* [EXERCISE]: Return the material exactly as supplied, apart from the pictures, which are omitted.

* [RECORDS SHOWN]:

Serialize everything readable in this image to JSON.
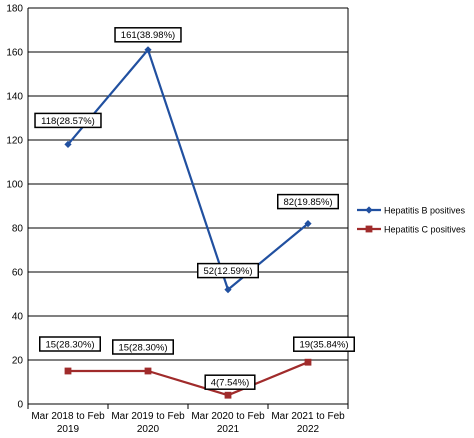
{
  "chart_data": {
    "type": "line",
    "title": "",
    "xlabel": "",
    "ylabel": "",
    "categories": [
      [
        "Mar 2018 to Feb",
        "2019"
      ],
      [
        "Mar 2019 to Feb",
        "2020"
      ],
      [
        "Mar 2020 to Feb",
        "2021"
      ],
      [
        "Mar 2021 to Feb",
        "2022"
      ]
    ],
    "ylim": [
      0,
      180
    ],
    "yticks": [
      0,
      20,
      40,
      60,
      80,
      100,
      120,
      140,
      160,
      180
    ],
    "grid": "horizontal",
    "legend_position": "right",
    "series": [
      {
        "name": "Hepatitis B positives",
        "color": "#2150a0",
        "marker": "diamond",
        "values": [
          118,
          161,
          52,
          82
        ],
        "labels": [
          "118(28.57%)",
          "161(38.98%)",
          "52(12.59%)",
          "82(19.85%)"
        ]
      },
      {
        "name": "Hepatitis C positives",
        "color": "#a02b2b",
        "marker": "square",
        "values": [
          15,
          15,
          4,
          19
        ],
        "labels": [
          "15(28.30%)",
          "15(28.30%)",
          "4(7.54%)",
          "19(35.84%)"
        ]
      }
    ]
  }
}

* [SOLUTION FOR THIS EXERCISE]:
Serialize everything readable in this image to JSON.
{
  "chart_data": {
    "type": "line",
    "title": "",
    "xlabel": "",
    "ylabel": "",
    "categories": [
      [
        "Mar 2018 to Feb",
        "2019"
      ],
      [
        "Mar 2019 to Feb",
        "2020"
      ],
      [
        "Mar 2020 to Feb",
        "2021"
      ],
      [
        "Mar 2021 to Feb",
        "2022"
      ]
    ],
    "ylim": [
      0,
      180
    ],
    "yticks": [
      0,
      20,
      40,
      60,
      80,
      100,
      120,
      140,
      160,
      180
    ],
    "grid": "horizontal",
    "legend_position": "right",
    "series": [
      {
        "name": "Hepatitis B positives",
        "color": "#2150a0",
        "marker": "diamond",
        "values": [
          118,
          161,
          52,
          82
        ],
        "labels": [
          "118(28.57%)",
          "161(38.98%)",
          "52(12.59%)",
          "82(19.85%)"
        ]
      },
      {
        "name": "Hepatitis C positives",
        "color": "#a02b2b",
        "marker": "square",
        "values": [
          15,
          15,
          4,
          19
        ],
        "labels": [
          "15(28.30%)",
          "15(28.30%)",
          "4(7.54%)",
          "19(35.84%)"
        ]
      }
    ]
  }
}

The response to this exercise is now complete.